# To be done
Your task is to give the data again, exactly, with every line intact.

***** Given entries

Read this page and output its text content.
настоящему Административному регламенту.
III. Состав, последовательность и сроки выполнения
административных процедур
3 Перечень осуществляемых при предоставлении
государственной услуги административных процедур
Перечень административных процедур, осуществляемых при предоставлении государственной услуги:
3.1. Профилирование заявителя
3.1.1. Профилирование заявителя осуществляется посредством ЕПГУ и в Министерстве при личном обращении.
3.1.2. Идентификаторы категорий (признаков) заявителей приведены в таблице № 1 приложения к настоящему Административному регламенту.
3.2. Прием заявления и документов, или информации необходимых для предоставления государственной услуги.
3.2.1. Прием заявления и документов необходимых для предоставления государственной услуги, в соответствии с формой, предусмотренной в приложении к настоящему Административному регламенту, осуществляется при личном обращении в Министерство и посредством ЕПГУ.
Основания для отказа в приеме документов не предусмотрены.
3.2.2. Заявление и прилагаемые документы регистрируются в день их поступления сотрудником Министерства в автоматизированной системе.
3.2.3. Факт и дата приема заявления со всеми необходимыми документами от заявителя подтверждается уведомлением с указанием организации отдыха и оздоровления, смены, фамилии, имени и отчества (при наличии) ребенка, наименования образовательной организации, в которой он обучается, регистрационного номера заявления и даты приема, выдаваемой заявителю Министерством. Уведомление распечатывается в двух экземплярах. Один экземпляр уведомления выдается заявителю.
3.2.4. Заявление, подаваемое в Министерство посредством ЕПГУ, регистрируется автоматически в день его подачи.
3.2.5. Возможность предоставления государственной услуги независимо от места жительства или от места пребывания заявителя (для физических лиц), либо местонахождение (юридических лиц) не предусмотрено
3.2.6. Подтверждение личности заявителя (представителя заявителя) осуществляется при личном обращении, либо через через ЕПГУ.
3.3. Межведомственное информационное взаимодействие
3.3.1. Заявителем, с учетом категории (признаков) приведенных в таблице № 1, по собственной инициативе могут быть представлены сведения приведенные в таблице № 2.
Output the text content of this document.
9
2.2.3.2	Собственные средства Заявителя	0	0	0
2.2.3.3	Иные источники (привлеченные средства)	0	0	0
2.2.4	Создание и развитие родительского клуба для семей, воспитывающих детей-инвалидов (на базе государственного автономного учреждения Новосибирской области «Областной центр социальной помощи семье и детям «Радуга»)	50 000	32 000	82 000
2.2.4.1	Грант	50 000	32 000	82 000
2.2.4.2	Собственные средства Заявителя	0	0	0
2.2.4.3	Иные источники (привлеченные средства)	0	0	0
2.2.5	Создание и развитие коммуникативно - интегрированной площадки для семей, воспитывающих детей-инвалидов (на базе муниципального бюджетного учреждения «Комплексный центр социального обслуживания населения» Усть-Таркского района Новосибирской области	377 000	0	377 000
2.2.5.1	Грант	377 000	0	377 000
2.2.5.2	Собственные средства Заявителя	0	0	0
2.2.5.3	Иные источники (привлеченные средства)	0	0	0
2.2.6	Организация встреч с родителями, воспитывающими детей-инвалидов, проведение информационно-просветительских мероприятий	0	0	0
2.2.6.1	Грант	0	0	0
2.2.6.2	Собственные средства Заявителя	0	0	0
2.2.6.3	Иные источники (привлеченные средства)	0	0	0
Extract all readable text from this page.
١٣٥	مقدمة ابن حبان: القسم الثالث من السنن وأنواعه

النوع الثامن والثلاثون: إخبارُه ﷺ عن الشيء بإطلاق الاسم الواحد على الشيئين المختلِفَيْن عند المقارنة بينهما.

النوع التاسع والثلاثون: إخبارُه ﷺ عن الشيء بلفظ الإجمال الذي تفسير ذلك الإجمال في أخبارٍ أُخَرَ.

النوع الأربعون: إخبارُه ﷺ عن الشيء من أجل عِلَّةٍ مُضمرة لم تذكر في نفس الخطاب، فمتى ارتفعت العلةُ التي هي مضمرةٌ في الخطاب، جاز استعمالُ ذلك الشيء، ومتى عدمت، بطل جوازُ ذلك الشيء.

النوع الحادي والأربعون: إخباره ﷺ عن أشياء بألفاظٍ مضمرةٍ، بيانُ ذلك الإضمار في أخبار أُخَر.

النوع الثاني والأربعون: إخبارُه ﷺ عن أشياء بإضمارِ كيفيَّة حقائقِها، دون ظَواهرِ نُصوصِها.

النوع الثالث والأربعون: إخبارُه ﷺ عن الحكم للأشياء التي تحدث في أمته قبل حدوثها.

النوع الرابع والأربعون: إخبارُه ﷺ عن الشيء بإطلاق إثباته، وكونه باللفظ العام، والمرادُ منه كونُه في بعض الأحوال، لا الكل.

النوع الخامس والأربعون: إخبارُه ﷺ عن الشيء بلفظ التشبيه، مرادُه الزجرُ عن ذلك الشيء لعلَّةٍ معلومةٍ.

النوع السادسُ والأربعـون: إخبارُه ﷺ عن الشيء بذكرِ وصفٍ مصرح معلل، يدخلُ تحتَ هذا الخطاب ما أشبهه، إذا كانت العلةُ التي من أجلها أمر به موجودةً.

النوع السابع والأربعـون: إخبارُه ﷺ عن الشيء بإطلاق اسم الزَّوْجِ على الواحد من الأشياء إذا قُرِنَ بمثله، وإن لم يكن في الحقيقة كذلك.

**********

# Answer to the exercise
Read this page and output its text content.
настоящему Административному регламенту.
III. Состав, последовательность и сроки выполнения
административных процедур
3 Перечень осуществляемых при предоставлении
государственной услуги административных процедур
Перечень административных процедур, осуществляемых при предоставлении государственной услуги:
3.1. Профилирование заявителя
3.1.1. Профилирование заявителя осуществляется посредством ЕПГУ и в Министерстве при личном обращении.
3.1.2. Идентификаторы категорий (признаков) заявителей приведены в таблице № 1 приложения к настоящему Административному регламенту.
3.2. Прием заявления и документов, или информации необходимых для предоставления государственной услуги.
3.2.1. Прием заявления и документов необходимых для предоставления государственной услуги, в соответствии с формой, предусмотренной в приложении к настоящему Административному регламенту, осуществляется при личном обращении в Министерство и посредством ЕПГУ.
Основания для отказа в приеме документов не предусмотрены.
3.2.2. Заявление и прилагаемые документы регистрируются в день их поступления сотрудником Министерства в автоматизированной системе.
3.2.3. Факт и дата приема заявления со всеми необходимыми документами от заявителя подтверждается уведомлением с указанием организации отдыха и оздоровления, смены, фамилии, имени и отчества (при наличии) ребенка, наименования образовательной организации, в которой он обучается, регистрационного номера заявления и даты приема, выдаваемой заявителю Министерством. Уведомление распечатывается в двух экземплярах. Один экземпляр уведомления выдается заявителю.
3.2.4. Заявление, подаваемое в Министерство посредством ЕПГУ, регистрируется автоматически в день его подачи.
3.2.5. Возможность предоставления государственной услуги независимо от места жительства или от места пребывания заявителя (для физических лиц), либо местонахождение (юридических лиц) не предусмотрено
3.2.6. Подтверждение личности заявителя (представителя заявителя) осуществляется при личном обращении, либо через через ЕПГУ.
3.3. Межведомственное информационное взаимодействие
3.3.1. Заявителем, с учетом категории (признаков) приведенных в таблице № 1, по собственной инициативе могут быть представлены сведения приведенные в таблице № 2.
Output the text content of this document.
9
2.2.3.2	Собственные средства Заявителя	0	0	0
2.2.3.3	Иные источники (привлеченные средства)	0	0	0
2.2.4	Создание и развитие родительского клуба для семей, воспитывающих детей-инвалидов (на базе государственного автономного учреждения Новосибирской области «Областной центр социальной помощи семье и детям «Радуга»)	50 000	32 000	82 000
2.2.4.1	Грант	50 000	32 000	82 000
2.2.4.2	Собственные средства Заявителя	0	0	0
2.2.4.3	Иные источники (привлеченные средства)	0	0	0
2.2.5	Создание и развитие коммуникативно - интегрированной площадки для семей, воспитывающих детей-инвалидов (на базе муниципального бюджетного учреждения «Комплексный центр социального обслуживания населения» Усть-Таркского района Новосибирской области	377 000	0	377 000
2.2.5.1	Грант	377 000	0	377 000
2.2.5.2	Собственные средства Заявителя	0	0	0
2.2.5.3	Иные источники (привлеченные средства)	0	0	0
2.2.6	Организация встреч с родителями, воспитывающими детей-инвалидов, проведение информационно-просветительских мероприятий	0	0	0
2.2.6.1	Грант	0	0	0
2.2.6.2	Собственные средства Заявителя	0	0	0
2.2.6.3	Иные источники (привлеченные средства)	0	0	0
Extract all readable text from this page.
١٣٥	مقدمة ابن حبان: القسم الثالث من السنن وأنواعه

النوع الثامن والثلاثون: إخبارُه ﷺ عن الشيء بإطلاق الاسم الواحد على الشيئين المختلِفَيْن عند المقارنة بينهما.

النوع التاسع والثلاثون: إخبارُه ﷺ عن الشيء بلفظ الإجمال الذي تفسير ذلك الإجمال في أخبارٍ أُخَرَ.

النوع الأربعون: إخبارُه ﷺ عن الشيء من أجل عِلَّةٍ مُضمرة لم تذكر في نفس الخطاب، فمتى ارتفعت العلةُ التي هي مضمرةٌ في الخطاب، جاز استعمالُ ذلك الشيء، ومتى عدمت، بطل جوازُ ذلك الشيء.

النوع الحادي والأربعون: إخباره ﷺ عن أشياء بألفاظٍ مضمرةٍ، بيانُ ذلك الإضمار في أخبار أُخَر.

النوع الثاني والأربعون: إخبارُه ﷺ عن أشياء بإضمارِ كيفيَّة حقائقِها، دون ظَواهرِ نُصوصِها.

النوع الثالث والأربعون: إخبارُه ﷺ عن الحكم للأشياء التي تحدث في أمته قبل حدوثها.

النوع الرابع والأربعون: إخبارُه ﷺ عن الشيء بإطلاق إثباته، وكونه باللفظ العام، والمرادُ منه كونُه في بعض الأحوال، لا الكل.

النوع الخامس والأربعون: إخبارُه ﷺ عن الشيء بلفظ التشبيه، مرادُه الزجرُ عن ذلك الشيء لعلَّةٍ معلومةٍ.

النوع السادسُ والأربعـون: إخبارُه ﷺ عن الشيء بذكرِ وصفٍ مصرح معلل، يدخلُ تحتَ هذا الخطاب ما أشبهه، إذا كانت العلةُ التي من أجلها أمر به موجودةً.

النوع السابع والأربعـون: إخبارُه ﷺ عن الشيء بإطلاق اسم الزَّوْجِ على الواحد من الأشياء إذا قُرِنَ بمثله، وإن لم يكن في الحقيقة كذلك.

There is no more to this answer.